___ RECORDS TO PROCESS
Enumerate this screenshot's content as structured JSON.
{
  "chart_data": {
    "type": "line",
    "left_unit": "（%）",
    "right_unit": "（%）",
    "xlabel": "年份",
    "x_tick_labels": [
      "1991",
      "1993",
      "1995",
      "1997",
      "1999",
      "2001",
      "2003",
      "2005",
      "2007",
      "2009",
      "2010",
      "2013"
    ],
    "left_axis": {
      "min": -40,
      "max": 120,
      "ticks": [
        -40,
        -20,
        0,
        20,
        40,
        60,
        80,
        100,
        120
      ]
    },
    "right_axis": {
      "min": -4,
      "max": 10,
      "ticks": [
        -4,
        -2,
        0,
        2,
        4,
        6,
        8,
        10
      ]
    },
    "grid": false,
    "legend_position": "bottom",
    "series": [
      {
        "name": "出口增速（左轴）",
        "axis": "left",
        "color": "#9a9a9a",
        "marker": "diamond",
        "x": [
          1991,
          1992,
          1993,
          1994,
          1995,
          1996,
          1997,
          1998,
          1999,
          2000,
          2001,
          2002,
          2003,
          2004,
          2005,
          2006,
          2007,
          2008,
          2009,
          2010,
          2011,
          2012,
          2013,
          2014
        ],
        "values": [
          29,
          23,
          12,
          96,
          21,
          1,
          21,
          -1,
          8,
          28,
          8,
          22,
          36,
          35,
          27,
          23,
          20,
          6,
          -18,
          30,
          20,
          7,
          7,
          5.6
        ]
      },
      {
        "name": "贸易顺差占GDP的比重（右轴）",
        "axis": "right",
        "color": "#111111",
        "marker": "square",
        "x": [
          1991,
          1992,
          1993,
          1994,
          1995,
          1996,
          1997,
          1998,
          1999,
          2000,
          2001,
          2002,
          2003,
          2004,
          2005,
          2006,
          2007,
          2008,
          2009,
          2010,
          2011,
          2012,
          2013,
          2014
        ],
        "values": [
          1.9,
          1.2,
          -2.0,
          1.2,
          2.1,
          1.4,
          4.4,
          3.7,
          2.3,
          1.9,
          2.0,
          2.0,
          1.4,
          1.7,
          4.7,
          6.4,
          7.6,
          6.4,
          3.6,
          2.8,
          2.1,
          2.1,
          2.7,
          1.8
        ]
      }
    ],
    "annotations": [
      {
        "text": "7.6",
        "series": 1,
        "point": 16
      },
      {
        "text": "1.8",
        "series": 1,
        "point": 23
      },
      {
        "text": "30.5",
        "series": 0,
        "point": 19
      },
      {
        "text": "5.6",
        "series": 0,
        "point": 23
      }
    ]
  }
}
______
TASK DETAILS
The listing above must be transcribed exactly, line by line.

REPLY
Enumerate this screenshot's content as structured JSON.
{
  "chart_data": {
    "type": "line",
    "left_unit": "（%）",
    "right_unit": "（%）",
    "xlabel": "年份",
    "x_tick_labels": [
      "1991",
      "1993",
      "1995",
      "1997",
      "1999",
      "2001",
      "2003",
      "2005",
      "2007",
      "2009",
      "2010",
      "2013"
    ],
    "left_axis": {
      "min": -40,
      "max": 120,
      "ticks": [
        -40,
        -20,
        0,
        20,
        40,
        60,
        80,
        100,
        120
      ]
    },
    "right_axis": {
      "min": -4,
      "max": 10,
      "ticks": [
        -4,
        -2,
        0,
        2,
        4,
        6,
        8,
        10
      ]
    },
    "grid": false,
    "legend_position": "bottom",
    "series": [
      {
        "name": "出口增速（左轴）",
        "axis": "left",
        "color": "#9a9a9a",
        "marker": "diamond",
        "x": [
          1991,
          1992,
          1993,
          1994,
          1995,
          1996,
          1997,
          1998,
          1999,
          2000,
          2001,
          2002,
          2003,
          2004,
          2005,
          2006,
          2007,
          2008,
          2009,
          2010,
          2011,
          2012,
          2013,
          2014
        ],
        "values": [
          29,
          23,
          12,
          96,
          21,
          1,
          21,
          -1,
          8,
          28,
          8,
          22,
          36,
          35,
          27,
          23,
          20,
          6,
          -18,
          30,
          20,
          7,
          7,
          5.6
        ]
      },
      {
        "name": "贸易顺差占GDP的比重（右轴）",
        "axis": "right",
        "color": "#111111",
        "marker": "square",
        "x": [
          1991,
          1992,
          1993,
          1994,
          1995,
          1996,
          1997,
          1998,
          1999,
          2000,
          2001,
          2002,
          2003,
          2004,
          2005,
          2006,
          2007,
          2008,
          2009,
          2010,
          2011,
          2012,
          2013,
          2014
        ],
        "values": [
          1.9,
          1.2,
          -2.0,
          1.2,
          2.1,
          1.4,
          4.4,
          3.7,
          2.3,
          1.9,
          2.0,
          2.0,
          1.4,
          1.7,
          4.7,
          6.4,
          7.6,
          6.4,
          3.6,
          2.8,
          2.1,
          2.1,
          2.7,
          1.8
        ]
      }
    ],
    "annotations": [
      {
        "text": "7.6",
        "series": 1,
        "point": 16
      },
      {
        "text": "1.8",
        "series": 1,
        "point": 23
      },
      {
        "text": "30.5",
        "series": 0,
        "point": 19
      },
      {
        "text": "5.6",
        "series": 0,
        "point": 23
      }
    ]
  }
}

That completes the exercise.